* **Given request**
Entries follow. Set all of them down as they stand.
============
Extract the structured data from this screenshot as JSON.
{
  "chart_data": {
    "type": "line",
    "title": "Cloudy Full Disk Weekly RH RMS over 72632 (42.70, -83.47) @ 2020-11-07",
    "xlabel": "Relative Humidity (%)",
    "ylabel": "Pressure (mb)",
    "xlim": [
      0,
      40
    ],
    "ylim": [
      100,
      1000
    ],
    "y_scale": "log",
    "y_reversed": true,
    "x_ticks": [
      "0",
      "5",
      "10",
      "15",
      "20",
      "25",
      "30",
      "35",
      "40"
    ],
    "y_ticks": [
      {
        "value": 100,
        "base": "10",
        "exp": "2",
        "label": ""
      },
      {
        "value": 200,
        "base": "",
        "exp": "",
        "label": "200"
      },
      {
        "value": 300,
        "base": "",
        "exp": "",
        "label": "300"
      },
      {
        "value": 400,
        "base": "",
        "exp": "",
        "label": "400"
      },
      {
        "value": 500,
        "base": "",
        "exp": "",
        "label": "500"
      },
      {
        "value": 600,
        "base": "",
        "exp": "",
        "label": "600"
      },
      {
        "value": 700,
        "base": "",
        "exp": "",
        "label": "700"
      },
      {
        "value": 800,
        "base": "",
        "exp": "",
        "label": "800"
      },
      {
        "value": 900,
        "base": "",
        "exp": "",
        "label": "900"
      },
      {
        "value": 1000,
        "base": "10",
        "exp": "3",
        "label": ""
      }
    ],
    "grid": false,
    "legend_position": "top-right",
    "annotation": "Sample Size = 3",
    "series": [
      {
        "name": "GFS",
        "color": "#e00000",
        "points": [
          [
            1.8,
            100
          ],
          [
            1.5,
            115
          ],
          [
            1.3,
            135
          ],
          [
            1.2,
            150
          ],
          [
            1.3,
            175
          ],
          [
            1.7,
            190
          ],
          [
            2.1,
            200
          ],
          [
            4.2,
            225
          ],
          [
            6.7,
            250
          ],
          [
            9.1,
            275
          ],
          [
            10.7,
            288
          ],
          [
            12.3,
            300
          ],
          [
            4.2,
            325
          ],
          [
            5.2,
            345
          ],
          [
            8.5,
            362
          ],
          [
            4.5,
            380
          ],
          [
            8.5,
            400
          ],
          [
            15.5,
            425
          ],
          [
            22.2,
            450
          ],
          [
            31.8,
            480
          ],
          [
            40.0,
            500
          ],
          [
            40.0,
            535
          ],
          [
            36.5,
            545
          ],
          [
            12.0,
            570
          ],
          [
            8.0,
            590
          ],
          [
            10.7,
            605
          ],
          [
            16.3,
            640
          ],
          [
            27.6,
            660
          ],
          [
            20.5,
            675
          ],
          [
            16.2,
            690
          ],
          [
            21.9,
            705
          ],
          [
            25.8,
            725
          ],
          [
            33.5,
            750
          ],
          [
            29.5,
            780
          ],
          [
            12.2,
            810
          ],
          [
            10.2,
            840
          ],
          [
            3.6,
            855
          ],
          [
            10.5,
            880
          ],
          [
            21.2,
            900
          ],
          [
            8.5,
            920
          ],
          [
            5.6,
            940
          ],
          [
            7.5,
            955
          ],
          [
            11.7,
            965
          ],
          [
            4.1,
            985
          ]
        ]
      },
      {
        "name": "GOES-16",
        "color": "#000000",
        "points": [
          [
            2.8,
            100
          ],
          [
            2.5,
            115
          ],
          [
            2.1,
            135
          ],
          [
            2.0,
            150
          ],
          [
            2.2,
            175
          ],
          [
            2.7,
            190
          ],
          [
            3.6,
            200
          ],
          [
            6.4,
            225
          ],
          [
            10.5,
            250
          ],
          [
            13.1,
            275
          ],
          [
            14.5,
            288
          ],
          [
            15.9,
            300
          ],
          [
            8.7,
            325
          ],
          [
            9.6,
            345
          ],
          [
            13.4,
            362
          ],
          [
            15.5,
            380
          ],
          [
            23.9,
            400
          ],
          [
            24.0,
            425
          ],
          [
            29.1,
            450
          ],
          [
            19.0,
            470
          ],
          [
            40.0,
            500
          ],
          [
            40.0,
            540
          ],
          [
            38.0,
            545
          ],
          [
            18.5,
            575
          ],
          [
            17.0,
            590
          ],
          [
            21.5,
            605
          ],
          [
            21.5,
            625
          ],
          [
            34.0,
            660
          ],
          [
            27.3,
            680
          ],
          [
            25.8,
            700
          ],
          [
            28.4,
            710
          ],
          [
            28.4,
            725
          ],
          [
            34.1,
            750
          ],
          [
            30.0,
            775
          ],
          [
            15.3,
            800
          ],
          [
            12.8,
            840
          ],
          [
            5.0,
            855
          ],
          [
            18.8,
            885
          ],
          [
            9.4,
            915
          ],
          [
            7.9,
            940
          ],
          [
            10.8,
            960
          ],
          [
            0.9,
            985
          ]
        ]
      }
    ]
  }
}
============
* **Response to this exercise**
Extract the structured data from this screenshot as JSON.
{
  "chart_data": {
    "type": "line",
    "title": "Cloudy Full Disk Weekly RH RMS over 72632 (42.70, -83.47) @ 2020-11-07",
    "xlabel": "Relative Humidity (%)",
    "ylabel": "Pressure (mb)",
    "xlim": [
      0,
      40
    ],
    "ylim": [
      100,
      1000
    ],
    "y_scale": "log",
    "y_reversed": true,
    "x_ticks": [
      "0",
      "5",
      "10",
      "15",
      "20",
      "25",
      "30",
      "35",
      "40"
    ],
    "y_ticks": [
      {
        "value": 100,
        "base": "10",
        "exp": "2",
        "label": ""
      },
      {
        "value": 200,
        "base": "",
        "exp": "",
        "label": "200"
      },
      {
        "value": 300,
        "base": "",
        "exp": "",
        "label": "300"
      },
      {
        "value": 400,
        "base": "",
        "exp": "",
        "label": "400"
      },
      {
        "value": 500,
        "base": "",
        "exp": "",
        "label": "500"
      },
      {
        "value": 600,
        "base": "",
        "exp": "",
        "label": "600"
      },
      {
        "value": 700,
        "base": "",
        "exp": "",
        "label": "700"
      },
      {
        "value": 800,
        "base": "",
        "exp": "",
        "label": "800"
      },
      {
        "value": 900,
        "base": "",
        "exp": "",
        "label": "900"
      },
      {
        "value": 1000,
        "base": "10",
        "exp": "3",
        "label": ""
      }
    ],
    "grid": false,
    "legend_position": "top-right",
    "annotation": "Sample Size = 3",
    "series": [
      {
        "name": "GFS",
        "color": "#e00000",
        "points": [
          [
            1.8,
            100
          ],
          [
            1.5,
            115
          ],
          [
            1.3,
            135
          ],
          [
            1.2,
            150
          ],
          [
            1.3,
            175
          ],
          [
            1.7,
            190
          ],
          [
            2.1,
            200
          ],
          [
            4.2,
            225
          ],
          [
            6.7,
            250
          ],
          [
            9.1,
            275
          ],
          [
            10.7,
            288
          ],
          [
            12.3,
            300
          ],
          [
            4.2,
            325
          ],
          [
            5.2,
            345
          ],
          [
            8.5,
            362
          ],
          [
            4.5,
            380
          ],
          [
            8.5,
            400
          ],
          [
            15.5,
            425
          ],
          [
            22.2,
            450
          ],
          [
            31.8,
            480
          ],
          [
            40.0,
            500
          ],
          [
            40.0,
            535
          ],
          [
            36.5,
            545
          ],
          [
            12.0,
            570
          ],
          [
            8.0,
            590
          ],
          [
            10.7,
            605
          ],
          [
            16.3,
            640
          ],
          [
            27.6,
            660
          ],
          [
            20.5,
            675
          ],
          [
            16.2,
            690
          ],
          [
            21.9,
            705
          ],
          [
            25.8,
            725
          ],
          [
            33.5,
            750
          ],
          [
            29.5,
            780
          ],
          [
            12.2,
            810
          ],
          [
            10.2,
            840
          ],
          [
            3.6,
            855
          ],
          [
            10.5,
            880
          ],
          [
            21.2,
            900
          ],
          [
            8.5,
            920
          ],
          [
            5.6,
            940
          ],
          [
            7.5,
            955
          ],
          [
            11.7,
            965
          ],
          [
            4.1,
            985
          ]
        ]
      },
      {
        "name": "GOES-16",
        "color": "#000000",
        "points": [
          [
            2.8,
            100
          ],
          [
            2.5,
            115
          ],
          [
            2.1,
            135
          ],
          [
            2.0,
            150
          ],
          [
            2.2,
            175
          ],
          [
            2.7,
            190
          ],
          [
            3.6,
            200
          ],
          [
            6.4,
            225
          ],
          [
            10.5,
            250
          ],
          [
            13.1,
            275
          ],
          [
            14.5,
            288
          ],
          [
            15.9,
            300
          ],
          [
            8.7,
            325
          ],
          [
            9.6,
            345
          ],
          [
            13.4,
            362
          ],
          [
            15.5,
            380
          ],
          [
            23.9,
            400
          ],
          [
            24.0,
            425
          ],
          [
            29.1,
            450
          ],
          [
            19.0,
            470
          ],
          [
            40.0,
            500
          ],
          [
            40.0,
            540
          ],
          [
            38.0,
            545
          ],
          [
            18.5,
            575
          ],
          [
            17.0,
            590
          ],
          [
            21.5,
            605
          ],
          [
            21.5,
            625
          ],
          [
            34.0,
            660
          ],
          [
            27.3,
            680
          ],
          [
            25.8,
            700
          ],
          [
            28.4,
            710
          ],
          [
            28.4,
            725
          ],
          [
            34.1,
            750
          ],
          [
            30.0,
            775
          ],
          [
            15.3,
            800
          ],
          [
            12.8,
            840
          ],
          [
            5.0,
            855
          ],
          [
            18.8,
            885
          ],
          [
            9.4,
            915
          ],
          [
            7.9,
            940
          ],
          [
            10.8,
            960
          ],
          [
            0.9,
            985
          ]
        ]
      }
    ]
  }
}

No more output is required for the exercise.